___ Records to use

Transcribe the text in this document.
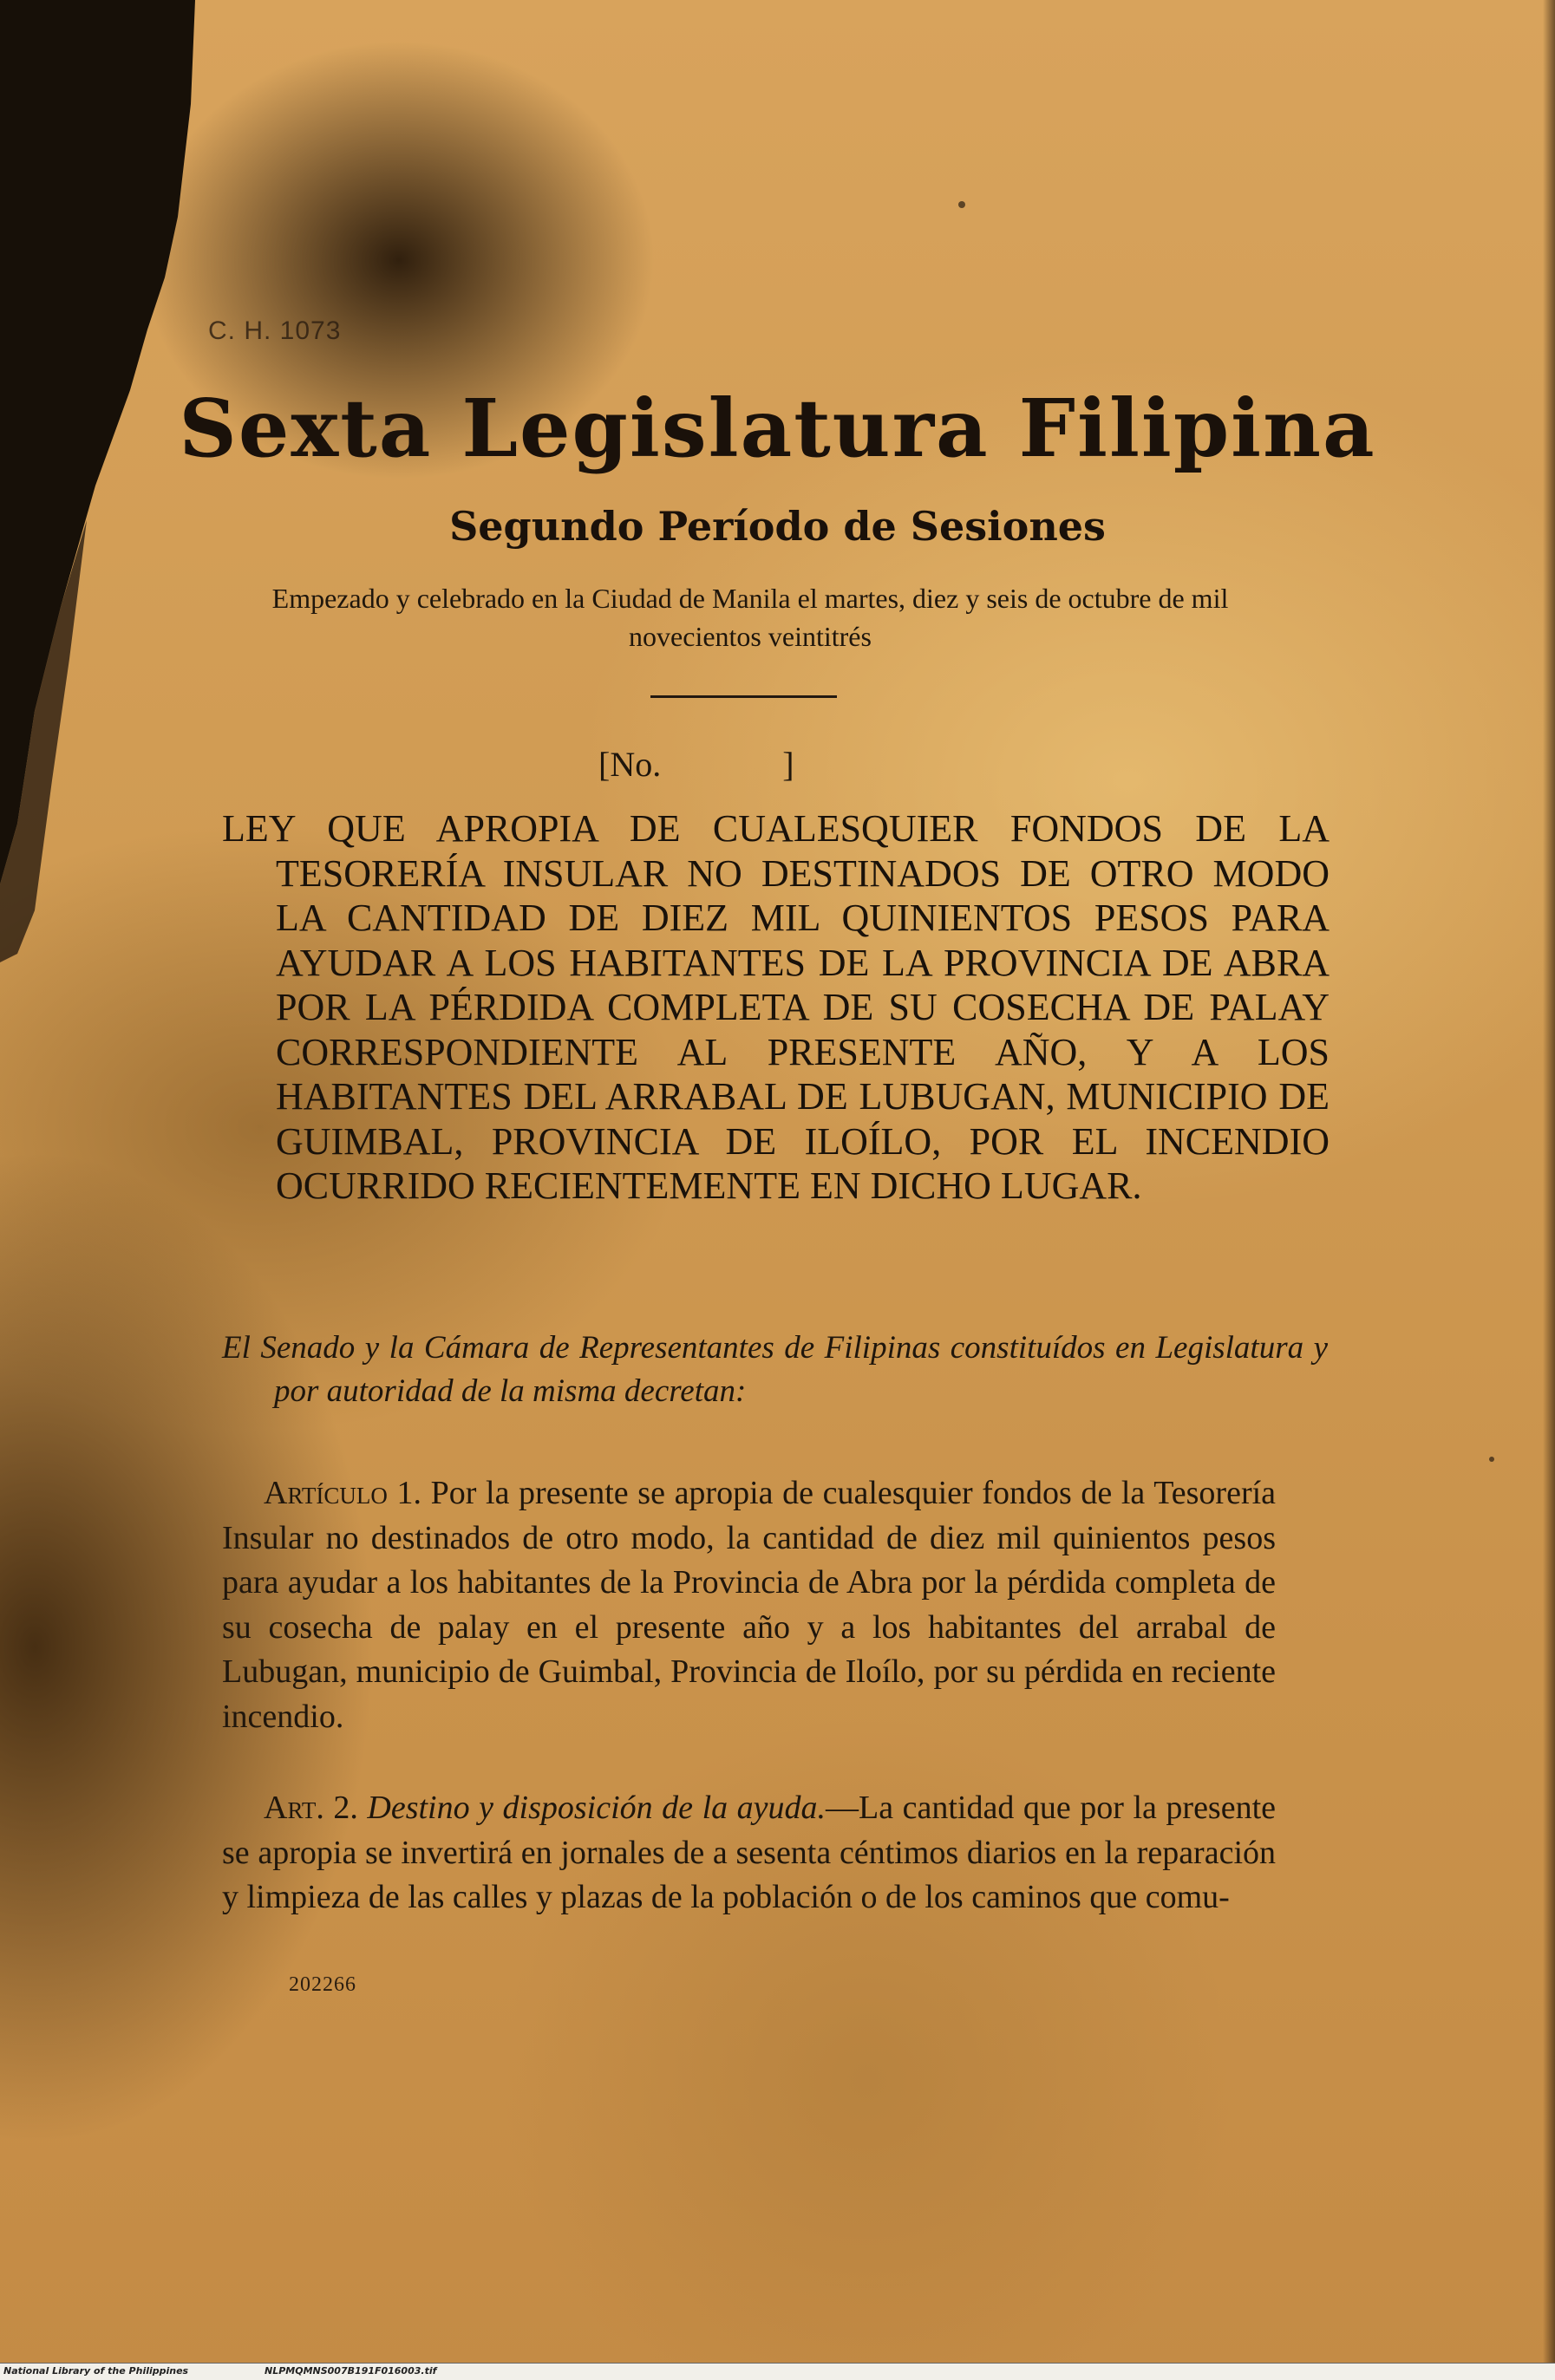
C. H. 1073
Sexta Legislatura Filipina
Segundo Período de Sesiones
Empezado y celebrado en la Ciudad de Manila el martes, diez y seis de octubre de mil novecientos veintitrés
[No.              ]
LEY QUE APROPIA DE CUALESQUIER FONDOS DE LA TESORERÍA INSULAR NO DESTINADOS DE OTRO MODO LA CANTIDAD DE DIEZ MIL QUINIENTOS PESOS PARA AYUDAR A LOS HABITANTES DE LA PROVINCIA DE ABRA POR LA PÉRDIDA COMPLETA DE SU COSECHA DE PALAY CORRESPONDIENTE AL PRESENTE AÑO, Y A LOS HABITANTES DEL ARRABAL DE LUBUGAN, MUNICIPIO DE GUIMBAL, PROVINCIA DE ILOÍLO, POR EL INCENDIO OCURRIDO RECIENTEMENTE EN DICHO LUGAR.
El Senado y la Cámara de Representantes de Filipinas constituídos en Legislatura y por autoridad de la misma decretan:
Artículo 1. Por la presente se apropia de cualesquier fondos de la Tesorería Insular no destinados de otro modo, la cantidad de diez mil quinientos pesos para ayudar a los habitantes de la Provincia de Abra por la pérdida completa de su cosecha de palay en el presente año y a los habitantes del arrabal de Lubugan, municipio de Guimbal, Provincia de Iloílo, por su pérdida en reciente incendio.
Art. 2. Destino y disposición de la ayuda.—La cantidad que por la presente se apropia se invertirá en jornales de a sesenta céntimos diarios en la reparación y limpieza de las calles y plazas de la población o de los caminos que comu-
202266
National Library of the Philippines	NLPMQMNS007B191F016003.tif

______

Aim: Repeat each entry exactly as it appears; skip any picture.

Complete answer:
Transcribe the text in this document.
C. H. 1073
Sexta Legislatura Filipina
Segundo Período de Sesiones
Empezado y celebrado en la Ciudad de Manila el martes, diez y seis de octubre de mil novecientos veintitrés
[No.              ]
LEY QUE APROPIA DE CUALESQUIER FONDOS DE LA TESORERÍA INSULAR NO DESTINADOS DE OTRO MODO LA CANTIDAD DE DIEZ MIL QUINIENTOS PESOS PARA AYUDAR A LOS HABITANTES DE LA PROVINCIA DE ABRA POR LA PÉRDIDA COMPLETA DE SU COSECHA DE PALAY CORRESPONDIENTE AL PRESENTE AÑO, Y A LOS HABITANTES DEL ARRABAL DE LUBUGAN, MUNICIPIO DE GUIMBAL, PROVINCIA DE ILOÍLO, POR EL INCENDIO OCURRIDO RECIENTEMENTE EN DICHO LUGAR.
El Senado y la Cámara de Representantes de Filipinas constituídos en Legislatura y por autoridad de la misma decretan:
Artículo 1. Por la presente se apropia de cualesquier fondos de la Tesorería Insular no destinados de otro modo, la cantidad de diez mil quinientos pesos para ayudar a los habitantes de la Provincia de Abra por la pérdida completa de su cosecha de palay en el presente año y a los habitantes del arrabal de Lubugan, municipio de Guimbal, Provincia de Iloílo, por su pérdida en reciente incendio.
Art. 2. Destino y disposición de la ayuda.—La cantidad que por la presente se apropia se invertirá en jornales de a sesenta céntimos diarios en la reparación y limpieza de las calles y plazas de la población o de los caminos que comu-
202266
National Library of the Philippines	NLPMQMNS007B191F016003.tif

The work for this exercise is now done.